** RECORDS FOR THIS EXERCISE **

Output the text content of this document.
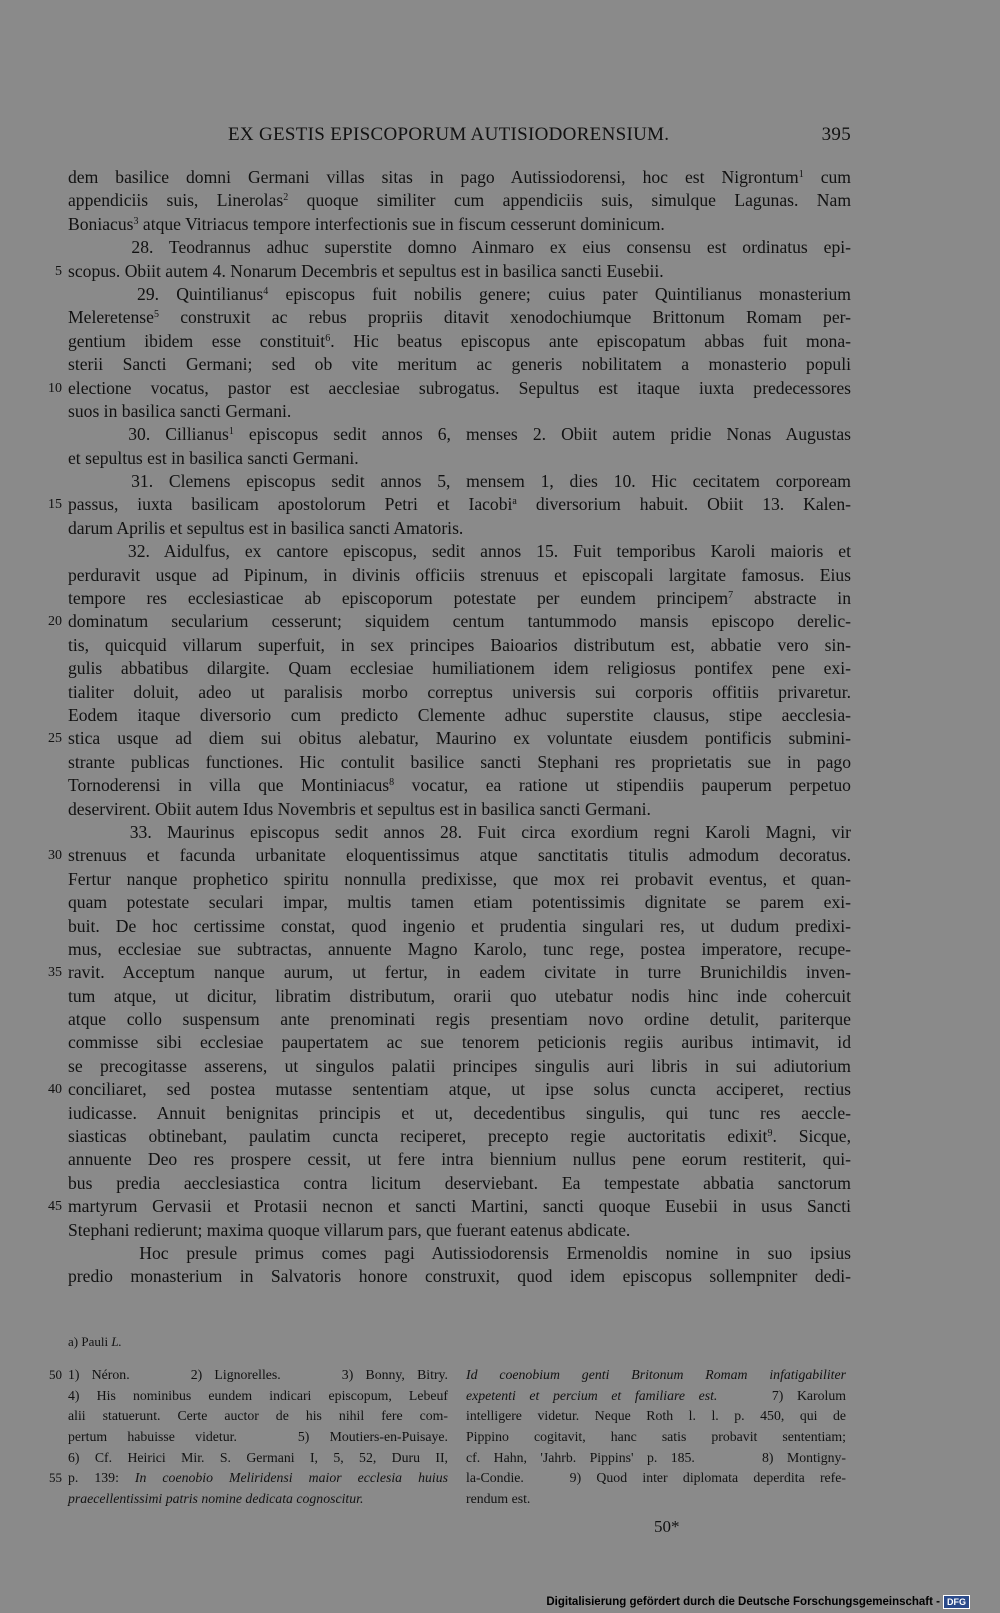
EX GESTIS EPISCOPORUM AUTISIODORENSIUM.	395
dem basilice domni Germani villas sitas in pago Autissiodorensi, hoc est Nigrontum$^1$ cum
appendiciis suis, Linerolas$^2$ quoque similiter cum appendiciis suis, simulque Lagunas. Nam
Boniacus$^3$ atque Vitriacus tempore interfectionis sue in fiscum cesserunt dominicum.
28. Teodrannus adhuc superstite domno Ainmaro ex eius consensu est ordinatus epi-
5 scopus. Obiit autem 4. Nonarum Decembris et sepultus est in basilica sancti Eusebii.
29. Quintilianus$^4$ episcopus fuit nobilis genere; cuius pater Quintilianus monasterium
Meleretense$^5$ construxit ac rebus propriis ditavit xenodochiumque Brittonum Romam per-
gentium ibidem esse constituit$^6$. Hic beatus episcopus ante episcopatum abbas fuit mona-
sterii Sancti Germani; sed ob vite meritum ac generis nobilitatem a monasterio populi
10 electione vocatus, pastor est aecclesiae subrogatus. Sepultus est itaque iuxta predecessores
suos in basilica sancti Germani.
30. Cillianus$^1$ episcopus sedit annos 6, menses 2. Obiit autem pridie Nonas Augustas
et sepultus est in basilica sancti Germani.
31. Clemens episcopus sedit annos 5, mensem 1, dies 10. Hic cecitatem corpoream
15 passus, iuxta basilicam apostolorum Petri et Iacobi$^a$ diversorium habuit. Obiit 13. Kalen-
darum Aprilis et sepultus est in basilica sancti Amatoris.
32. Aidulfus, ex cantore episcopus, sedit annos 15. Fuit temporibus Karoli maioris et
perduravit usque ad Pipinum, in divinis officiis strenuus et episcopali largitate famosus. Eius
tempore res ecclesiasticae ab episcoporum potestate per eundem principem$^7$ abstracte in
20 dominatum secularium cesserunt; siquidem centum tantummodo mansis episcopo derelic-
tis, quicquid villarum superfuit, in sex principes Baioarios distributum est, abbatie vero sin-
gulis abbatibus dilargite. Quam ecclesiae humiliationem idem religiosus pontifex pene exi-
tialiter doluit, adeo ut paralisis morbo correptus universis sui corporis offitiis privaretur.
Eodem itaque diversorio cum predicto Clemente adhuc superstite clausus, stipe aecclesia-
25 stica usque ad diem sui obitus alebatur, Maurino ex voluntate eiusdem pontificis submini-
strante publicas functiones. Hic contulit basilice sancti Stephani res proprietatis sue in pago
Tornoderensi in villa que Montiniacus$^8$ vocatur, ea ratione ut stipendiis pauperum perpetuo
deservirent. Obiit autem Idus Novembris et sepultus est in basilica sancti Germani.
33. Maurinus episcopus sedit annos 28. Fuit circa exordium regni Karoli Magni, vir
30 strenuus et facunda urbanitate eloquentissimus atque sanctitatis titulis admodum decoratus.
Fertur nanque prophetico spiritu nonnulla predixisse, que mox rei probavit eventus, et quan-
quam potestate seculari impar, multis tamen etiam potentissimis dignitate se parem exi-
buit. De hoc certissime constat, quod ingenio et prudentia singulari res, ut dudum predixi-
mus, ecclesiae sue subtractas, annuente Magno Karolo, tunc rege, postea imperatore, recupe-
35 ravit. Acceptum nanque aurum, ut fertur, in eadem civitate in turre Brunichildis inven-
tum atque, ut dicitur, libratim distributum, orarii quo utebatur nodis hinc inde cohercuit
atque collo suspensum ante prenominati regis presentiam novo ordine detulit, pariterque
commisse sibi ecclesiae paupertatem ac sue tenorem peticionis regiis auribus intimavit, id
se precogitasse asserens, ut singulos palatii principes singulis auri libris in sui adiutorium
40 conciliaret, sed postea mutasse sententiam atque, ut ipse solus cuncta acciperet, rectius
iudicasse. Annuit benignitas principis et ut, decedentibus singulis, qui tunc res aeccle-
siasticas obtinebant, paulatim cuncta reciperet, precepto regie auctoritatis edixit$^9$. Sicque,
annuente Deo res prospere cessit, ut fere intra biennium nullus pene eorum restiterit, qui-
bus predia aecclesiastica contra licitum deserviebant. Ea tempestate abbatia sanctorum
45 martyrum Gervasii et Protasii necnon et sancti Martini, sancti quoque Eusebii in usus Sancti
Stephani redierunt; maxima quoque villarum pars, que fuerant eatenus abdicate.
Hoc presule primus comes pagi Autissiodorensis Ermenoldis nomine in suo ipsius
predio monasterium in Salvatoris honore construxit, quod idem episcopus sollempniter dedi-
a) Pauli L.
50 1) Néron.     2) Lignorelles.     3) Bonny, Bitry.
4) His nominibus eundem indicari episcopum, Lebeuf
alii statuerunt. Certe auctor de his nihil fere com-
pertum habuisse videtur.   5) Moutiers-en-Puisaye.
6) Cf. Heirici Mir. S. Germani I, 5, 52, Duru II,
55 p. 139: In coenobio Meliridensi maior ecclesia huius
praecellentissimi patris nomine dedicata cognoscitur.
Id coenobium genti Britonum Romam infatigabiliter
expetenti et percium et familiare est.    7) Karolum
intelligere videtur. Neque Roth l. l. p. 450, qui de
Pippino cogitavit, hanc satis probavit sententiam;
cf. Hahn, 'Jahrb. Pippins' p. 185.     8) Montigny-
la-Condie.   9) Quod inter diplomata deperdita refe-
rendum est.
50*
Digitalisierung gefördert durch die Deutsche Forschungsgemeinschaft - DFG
...
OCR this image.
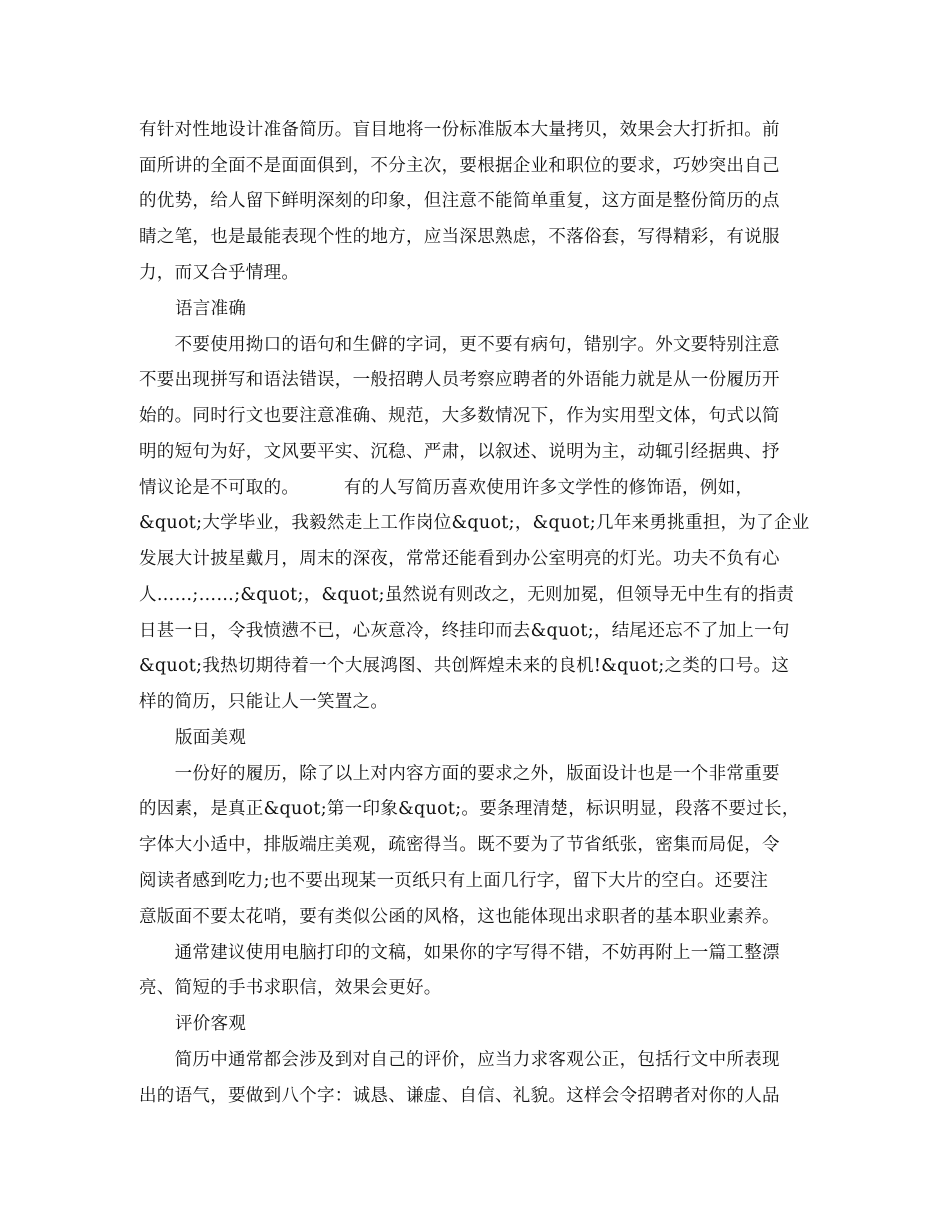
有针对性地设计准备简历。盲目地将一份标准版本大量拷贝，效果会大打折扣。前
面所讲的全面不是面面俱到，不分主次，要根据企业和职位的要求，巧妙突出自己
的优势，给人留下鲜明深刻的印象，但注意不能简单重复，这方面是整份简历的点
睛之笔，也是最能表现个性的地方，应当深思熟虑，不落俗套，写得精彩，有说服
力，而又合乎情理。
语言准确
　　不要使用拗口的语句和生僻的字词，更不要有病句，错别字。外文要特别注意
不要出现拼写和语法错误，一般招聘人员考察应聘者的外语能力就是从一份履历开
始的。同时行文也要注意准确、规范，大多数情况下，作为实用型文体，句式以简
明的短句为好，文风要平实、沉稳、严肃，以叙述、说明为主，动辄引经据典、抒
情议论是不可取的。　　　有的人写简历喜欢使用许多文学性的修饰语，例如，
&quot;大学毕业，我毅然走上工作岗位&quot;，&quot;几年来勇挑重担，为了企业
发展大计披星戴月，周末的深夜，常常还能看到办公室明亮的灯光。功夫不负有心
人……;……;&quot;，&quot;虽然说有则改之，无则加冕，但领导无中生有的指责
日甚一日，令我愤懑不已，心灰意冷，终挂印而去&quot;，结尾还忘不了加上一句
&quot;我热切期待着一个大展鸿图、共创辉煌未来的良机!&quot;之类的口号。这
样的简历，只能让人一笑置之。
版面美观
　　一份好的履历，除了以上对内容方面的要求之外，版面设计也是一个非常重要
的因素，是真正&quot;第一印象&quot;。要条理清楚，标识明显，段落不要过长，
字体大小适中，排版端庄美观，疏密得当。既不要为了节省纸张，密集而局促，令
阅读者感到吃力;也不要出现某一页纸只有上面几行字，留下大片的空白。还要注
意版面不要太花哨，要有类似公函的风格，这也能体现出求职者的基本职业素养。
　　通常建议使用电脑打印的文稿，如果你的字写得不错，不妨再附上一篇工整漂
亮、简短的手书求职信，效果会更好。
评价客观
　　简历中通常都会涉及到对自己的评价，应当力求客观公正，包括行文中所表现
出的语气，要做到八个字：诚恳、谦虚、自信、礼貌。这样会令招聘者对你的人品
* * *
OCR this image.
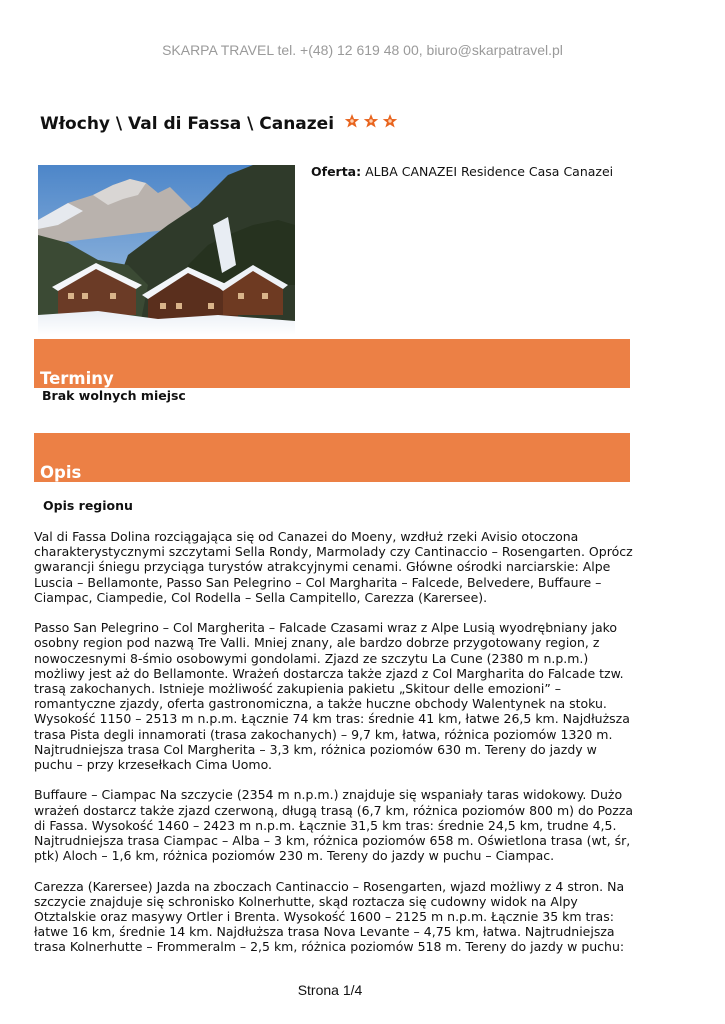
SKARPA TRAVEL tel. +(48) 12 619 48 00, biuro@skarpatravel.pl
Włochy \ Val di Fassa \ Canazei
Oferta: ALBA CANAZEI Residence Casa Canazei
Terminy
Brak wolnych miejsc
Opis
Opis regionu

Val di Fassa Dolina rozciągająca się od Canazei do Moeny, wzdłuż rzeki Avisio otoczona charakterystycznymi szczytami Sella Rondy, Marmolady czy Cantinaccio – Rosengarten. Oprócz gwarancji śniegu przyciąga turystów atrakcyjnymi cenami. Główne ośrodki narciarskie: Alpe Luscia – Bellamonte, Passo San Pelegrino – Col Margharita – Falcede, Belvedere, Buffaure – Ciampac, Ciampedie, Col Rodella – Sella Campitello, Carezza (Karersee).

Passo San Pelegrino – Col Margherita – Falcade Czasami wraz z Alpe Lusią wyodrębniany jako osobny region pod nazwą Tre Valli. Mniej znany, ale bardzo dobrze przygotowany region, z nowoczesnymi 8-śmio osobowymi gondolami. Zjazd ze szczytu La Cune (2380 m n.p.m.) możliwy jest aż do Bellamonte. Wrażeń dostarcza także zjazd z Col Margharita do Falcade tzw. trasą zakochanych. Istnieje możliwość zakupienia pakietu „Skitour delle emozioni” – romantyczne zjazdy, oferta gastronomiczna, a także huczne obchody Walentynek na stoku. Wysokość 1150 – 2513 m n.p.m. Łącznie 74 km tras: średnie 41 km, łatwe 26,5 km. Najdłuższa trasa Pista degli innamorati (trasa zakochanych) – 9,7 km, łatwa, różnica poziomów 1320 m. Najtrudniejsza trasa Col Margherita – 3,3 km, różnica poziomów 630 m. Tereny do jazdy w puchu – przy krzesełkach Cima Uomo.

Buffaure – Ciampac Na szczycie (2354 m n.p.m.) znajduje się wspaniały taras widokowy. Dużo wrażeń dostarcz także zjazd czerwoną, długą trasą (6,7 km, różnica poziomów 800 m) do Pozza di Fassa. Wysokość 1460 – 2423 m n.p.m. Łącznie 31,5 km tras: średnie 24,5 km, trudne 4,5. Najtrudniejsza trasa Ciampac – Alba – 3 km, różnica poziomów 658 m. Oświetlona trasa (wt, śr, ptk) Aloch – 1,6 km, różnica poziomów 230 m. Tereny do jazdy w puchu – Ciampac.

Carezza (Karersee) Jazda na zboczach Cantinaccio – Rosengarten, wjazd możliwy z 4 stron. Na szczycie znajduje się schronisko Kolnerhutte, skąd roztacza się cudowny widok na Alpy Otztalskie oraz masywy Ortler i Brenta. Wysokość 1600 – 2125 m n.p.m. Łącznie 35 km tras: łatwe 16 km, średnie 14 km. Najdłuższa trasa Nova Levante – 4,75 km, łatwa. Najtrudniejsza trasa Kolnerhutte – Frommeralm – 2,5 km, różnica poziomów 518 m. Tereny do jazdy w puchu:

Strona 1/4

** SHORT EXERCISE **
Work out how many lines of the material above contain the word "Karoli", then give only that figure.

** RESPONSE TO THIS TASK **
2